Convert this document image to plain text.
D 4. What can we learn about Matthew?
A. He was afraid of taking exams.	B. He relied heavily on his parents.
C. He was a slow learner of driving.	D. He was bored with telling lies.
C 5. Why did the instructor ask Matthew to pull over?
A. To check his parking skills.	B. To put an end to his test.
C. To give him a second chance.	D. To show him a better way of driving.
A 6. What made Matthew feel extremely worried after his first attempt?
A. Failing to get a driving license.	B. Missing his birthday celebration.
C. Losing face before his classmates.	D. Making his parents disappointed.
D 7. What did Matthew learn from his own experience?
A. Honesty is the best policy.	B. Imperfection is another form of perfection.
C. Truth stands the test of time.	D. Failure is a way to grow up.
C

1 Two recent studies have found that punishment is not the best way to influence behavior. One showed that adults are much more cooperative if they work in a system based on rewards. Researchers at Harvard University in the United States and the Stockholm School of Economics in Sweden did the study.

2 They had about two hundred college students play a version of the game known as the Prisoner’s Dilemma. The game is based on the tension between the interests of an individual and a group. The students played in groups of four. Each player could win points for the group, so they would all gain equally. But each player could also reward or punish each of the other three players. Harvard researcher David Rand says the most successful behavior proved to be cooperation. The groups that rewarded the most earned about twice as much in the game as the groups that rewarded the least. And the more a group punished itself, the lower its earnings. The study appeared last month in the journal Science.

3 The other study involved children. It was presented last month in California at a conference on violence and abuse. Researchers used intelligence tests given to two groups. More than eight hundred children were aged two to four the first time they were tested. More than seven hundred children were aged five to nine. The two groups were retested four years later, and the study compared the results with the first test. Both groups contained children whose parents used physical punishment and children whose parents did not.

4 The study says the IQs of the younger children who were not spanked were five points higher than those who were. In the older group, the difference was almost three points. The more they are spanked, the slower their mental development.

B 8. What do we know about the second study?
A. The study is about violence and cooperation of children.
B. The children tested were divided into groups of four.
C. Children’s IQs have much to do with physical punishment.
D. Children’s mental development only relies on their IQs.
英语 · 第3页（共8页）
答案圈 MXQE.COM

....................

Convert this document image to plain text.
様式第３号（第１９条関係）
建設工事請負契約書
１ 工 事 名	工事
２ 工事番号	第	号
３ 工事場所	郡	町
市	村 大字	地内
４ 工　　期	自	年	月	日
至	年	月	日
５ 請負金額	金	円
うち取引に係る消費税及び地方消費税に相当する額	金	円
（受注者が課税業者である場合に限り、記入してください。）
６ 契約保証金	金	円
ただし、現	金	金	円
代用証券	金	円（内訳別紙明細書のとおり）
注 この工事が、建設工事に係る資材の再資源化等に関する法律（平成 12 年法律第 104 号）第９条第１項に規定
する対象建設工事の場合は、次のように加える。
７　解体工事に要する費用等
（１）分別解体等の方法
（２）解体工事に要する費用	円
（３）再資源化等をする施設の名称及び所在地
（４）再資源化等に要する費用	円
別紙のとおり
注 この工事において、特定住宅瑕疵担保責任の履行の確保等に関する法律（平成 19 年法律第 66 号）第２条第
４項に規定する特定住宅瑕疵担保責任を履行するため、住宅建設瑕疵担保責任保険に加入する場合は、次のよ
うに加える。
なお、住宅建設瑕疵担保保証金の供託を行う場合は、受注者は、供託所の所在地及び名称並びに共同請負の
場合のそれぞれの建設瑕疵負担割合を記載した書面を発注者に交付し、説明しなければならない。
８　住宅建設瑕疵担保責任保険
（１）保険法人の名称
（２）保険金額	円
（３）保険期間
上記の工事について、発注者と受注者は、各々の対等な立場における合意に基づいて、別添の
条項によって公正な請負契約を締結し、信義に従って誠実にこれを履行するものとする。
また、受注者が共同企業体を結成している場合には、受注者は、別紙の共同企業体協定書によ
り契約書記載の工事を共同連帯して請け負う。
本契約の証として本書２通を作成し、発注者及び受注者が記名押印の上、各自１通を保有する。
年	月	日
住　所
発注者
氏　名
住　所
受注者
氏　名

....................

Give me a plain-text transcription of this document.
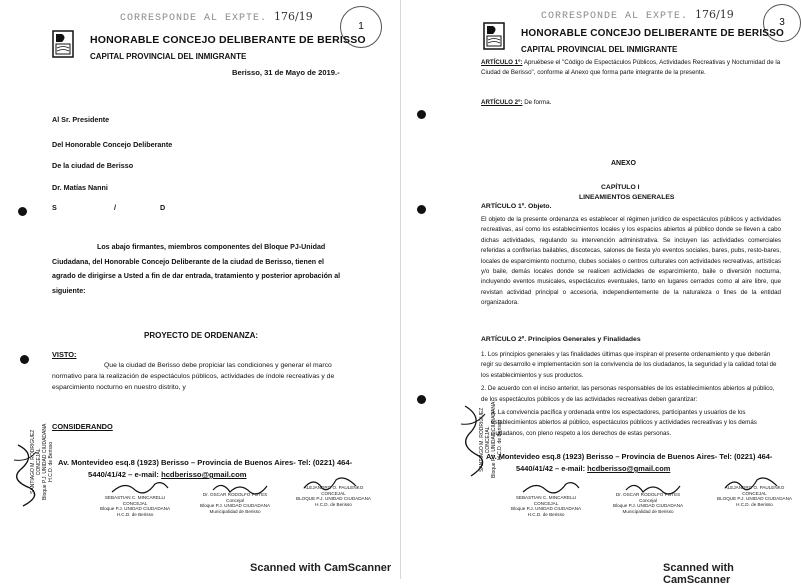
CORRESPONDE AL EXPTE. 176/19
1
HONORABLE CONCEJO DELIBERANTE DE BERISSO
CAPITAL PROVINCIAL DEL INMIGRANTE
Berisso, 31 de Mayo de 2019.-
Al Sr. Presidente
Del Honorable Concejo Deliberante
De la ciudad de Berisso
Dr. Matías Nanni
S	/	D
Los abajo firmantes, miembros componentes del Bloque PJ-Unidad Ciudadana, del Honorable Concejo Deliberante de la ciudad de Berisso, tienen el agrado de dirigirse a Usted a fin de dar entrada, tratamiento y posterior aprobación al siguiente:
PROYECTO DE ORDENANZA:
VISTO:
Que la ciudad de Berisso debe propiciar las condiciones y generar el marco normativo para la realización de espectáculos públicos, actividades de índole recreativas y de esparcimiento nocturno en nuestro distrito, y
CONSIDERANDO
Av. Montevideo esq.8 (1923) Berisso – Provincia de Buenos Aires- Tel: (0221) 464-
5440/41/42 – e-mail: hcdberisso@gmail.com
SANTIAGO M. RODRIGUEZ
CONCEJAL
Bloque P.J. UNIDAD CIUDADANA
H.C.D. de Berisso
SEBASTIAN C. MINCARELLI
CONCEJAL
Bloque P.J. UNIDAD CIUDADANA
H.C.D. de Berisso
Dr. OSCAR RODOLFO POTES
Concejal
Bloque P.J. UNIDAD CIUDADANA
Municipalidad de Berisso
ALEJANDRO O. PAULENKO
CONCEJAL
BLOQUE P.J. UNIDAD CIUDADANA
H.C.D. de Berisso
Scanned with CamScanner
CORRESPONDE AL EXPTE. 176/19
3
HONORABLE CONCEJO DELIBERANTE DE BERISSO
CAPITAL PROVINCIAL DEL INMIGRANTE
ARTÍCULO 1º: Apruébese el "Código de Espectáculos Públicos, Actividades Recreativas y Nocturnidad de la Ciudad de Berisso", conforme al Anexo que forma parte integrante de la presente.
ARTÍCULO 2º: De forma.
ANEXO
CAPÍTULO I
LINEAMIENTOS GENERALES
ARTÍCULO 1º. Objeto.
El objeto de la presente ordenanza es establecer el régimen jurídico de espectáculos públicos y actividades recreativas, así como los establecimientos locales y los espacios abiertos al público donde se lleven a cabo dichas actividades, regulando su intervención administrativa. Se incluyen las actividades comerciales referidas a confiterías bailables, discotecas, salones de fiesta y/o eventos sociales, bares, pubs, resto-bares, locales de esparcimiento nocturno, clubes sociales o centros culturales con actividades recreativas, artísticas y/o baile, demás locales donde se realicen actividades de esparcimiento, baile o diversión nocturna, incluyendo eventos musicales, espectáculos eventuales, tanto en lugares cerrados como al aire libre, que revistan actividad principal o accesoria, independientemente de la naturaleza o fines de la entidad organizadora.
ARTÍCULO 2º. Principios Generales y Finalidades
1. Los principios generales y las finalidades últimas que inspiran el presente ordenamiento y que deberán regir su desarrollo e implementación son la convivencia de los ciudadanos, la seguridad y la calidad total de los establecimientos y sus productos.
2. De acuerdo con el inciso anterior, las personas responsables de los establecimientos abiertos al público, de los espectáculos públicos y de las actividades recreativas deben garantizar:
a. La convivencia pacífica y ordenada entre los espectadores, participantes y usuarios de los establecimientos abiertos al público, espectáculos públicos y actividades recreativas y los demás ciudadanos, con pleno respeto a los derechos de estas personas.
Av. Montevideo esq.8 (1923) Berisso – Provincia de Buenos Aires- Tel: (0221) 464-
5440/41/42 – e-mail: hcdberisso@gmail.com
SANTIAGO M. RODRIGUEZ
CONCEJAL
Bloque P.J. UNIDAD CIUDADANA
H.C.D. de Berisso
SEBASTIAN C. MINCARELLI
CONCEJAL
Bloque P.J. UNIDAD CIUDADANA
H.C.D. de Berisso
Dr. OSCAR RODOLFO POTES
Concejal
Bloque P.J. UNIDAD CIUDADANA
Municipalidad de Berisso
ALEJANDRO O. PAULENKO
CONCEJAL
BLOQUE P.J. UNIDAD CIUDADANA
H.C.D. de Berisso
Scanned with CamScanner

....................

### Aim
From the listing above, copy out each line where the word "esparcimiento" appears.

### Answer for this exercise
Que la ciudad de Berisso debe propiciar las condiciones y generar el marco normativo para la realización de espectáculos públicos, actividades de índole recreativas y de esparcimiento nocturno en nuestro distrito, y
El objeto de la presente ordenanza es establecer el régimen jurídico de espectáculos públicos y actividades recreativas, así como los establecimientos locales y los espacios abiertos al público donde se lleven a cabo dichas actividades, regulando su intervención administrativa. Se incluyen las actividades comerciales referidas a confiterías bailables, discotecas, salones de fiesta y/o eventos sociales, bares, pubs, resto-bares, locales de esparcimiento nocturno, clubes sociales o centros culturales con actividades recreativas, artísticas y/o baile, demás locales donde se realicen actividades de esparcimiento, baile o diversión nocturna, incluyendo eventos musicales, espectáculos eventuales, tanto en lugares cerrados como al aire libre, que revistan actividad principal o accesoria, independientemente de la naturaleza o fines de la entidad organizadora.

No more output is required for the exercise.